**Problem to solve:** Every entry that follows should be reproduced exactly.

(Data records)
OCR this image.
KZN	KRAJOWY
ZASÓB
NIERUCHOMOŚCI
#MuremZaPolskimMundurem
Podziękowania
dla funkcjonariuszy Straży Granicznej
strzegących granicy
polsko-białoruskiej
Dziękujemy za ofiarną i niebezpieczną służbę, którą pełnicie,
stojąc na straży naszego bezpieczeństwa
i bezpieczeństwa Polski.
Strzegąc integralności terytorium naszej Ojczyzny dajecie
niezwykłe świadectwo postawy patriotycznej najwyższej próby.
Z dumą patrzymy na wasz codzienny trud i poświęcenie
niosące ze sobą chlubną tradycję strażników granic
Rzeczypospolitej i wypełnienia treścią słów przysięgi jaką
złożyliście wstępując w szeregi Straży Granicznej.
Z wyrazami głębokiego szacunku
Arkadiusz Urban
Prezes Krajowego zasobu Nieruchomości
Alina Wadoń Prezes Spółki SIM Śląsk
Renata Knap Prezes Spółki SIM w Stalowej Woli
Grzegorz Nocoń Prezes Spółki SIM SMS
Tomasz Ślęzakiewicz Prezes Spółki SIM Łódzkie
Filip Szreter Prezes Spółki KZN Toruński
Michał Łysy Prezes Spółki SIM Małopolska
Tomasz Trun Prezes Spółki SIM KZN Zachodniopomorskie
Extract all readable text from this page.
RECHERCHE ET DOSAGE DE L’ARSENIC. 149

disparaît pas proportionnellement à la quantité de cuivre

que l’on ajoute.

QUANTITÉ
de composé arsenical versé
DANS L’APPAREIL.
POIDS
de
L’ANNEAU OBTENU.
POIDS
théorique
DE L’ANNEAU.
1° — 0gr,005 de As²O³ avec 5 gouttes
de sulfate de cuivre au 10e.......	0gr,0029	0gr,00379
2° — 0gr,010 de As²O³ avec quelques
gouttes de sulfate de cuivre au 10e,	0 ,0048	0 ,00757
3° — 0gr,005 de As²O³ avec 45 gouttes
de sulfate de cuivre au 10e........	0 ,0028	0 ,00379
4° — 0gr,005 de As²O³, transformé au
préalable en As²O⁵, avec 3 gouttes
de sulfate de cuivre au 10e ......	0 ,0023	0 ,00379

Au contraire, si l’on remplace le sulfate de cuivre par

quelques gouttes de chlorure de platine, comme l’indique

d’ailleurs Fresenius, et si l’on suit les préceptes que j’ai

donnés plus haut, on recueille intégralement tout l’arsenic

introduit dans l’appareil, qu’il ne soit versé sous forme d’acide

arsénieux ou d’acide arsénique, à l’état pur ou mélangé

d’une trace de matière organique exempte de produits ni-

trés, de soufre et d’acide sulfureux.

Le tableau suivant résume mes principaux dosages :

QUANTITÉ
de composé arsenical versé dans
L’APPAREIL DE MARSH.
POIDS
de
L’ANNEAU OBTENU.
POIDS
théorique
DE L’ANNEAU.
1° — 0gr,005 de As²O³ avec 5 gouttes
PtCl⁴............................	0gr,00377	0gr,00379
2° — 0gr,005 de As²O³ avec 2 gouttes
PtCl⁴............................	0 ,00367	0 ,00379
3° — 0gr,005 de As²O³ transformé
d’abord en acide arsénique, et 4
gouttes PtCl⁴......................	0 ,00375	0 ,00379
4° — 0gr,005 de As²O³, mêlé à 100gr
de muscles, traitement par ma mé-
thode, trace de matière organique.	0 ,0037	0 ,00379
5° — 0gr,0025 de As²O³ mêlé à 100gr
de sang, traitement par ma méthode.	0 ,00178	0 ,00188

**Answer for the task:**
OCR this image.
KZN	KRAJOWY
ZASÓB
NIERUCHOMOŚCI
#MuremZaPolskimMundurem
Podziękowania
dla funkcjonariuszy Straży Granicznej
strzegących granicy
polsko-białoruskiej
Dziękujemy za ofiarną i niebezpieczną służbę, którą pełnicie,
stojąc na straży naszego bezpieczeństwa
i bezpieczeństwa Polski.
Strzegąc integralności terytorium naszej Ojczyzny dajecie
niezwykłe świadectwo postawy patriotycznej najwyższej próby.
Z dumą patrzymy na wasz codzienny trud i poświęcenie
niosące ze sobą chlubną tradycję strażników granic
Rzeczypospolitej i wypełnienia treścią słów przysięgi jaką
złożyliście wstępując w szeregi Straży Granicznej.
Z wyrazami głębokiego szacunku
Arkadiusz Urban
Prezes Krajowego zasobu Nieruchomości
Alina Wadoń Prezes Spółki SIM Śląsk
Renata Knap Prezes Spółki SIM w Stalowej Woli
Grzegorz Nocoń Prezes Spółki SIM SMS
Tomasz Ślęzakiewicz Prezes Spółki SIM Łódzkie
Filip Szreter Prezes Spółki KZN Toruński
Michał Łysy Prezes Spółki SIM Małopolska
Tomasz Trun Prezes Spółki SIM KZN Zachodniopomorskie
Extract all readable text from this page.
RECHERCHE ET DOSAGE DE L’ARSENIC. 149

disparaît pas proportionnellement à la quantité de cuivre

que l’on ajoute.

QUANTITÉ
de composé arsenical versé
DANS L’APPAREIL.
POIDS
de
L’ANNEAU OBTENU.
POIDS
théorique
DE L’ANNEAU.
1° — 0gr,005 de As²O³ avec 5 gouttes
de sulfate de cuivre au 10e.......	0gr,0029	0gr,00379
2° — 0gr,010 de As²O³ avec quelques
gouttes de sulfate de cuivre au 10e,	0 ,0048	0 ,00757
3° — 0gr,005 de As²O³ avec 45 gouttes
de sulfate de cuivre au 10e........	0 ,0028	0 ,00379
4° — 0gr,005 de As²O³, transformé au
préalable en As²O⁵, avec 3 gouttes
de sulfate de cuivre au 10e ......	0 ,0023	0 ,00379

Au contraire, si l’on remplace le sulfate de cuivre par

quelques gouttes de chlorure de platine, comme l’indique

d’ailleurs Fresenius, et si l’on suit les préceptes que j’ai

donnés plus haut, on recueille intégralement tout l’arsenic

introduit dans l’appareil, qu’il ne soit versé sous forme d’acide

arsénieux ou d’acide arsénique, à l’état pur ou mélangé

d’une trace de matière organique exempte de produits ni-

trés, de soufre et d’acide sulfureux.

Le tableau suivant résume mes principaux dosages :

QUANTITÉ
de composé arsenical versé dans
L’APPAREIL DE MARSH.
POIDS
de
L’ANNEAU OBTENU.
POIDS
théorique
DE L’ANNEAU.
1° — 0gr,005 de As²O³ avec 5 gouttes
PtCl⁴............................	0gr,00377	0gr,00379
2° — 0gr,005 de As²O³ avec 2 gouttes
PtCl⁴............................	0 ,00367	0 ,00379
3° — 0gr,005 de As²O³ transformé
d’abord en acide arsénique, et 4
gouttes PtCl⁴......................	0 ,00375	0 ,00379
4° — 0gr,005 de As²O³, mêlé à 100gr
de muscles, traitement par ma mé-
thode, trace de matière organique.	0 ,0037	0 ,00379
5° — 0gr,0025 de As²O³ mêlé à 100gr
de sang, traitement par ma méthode.	0 ,00178	0 ,00188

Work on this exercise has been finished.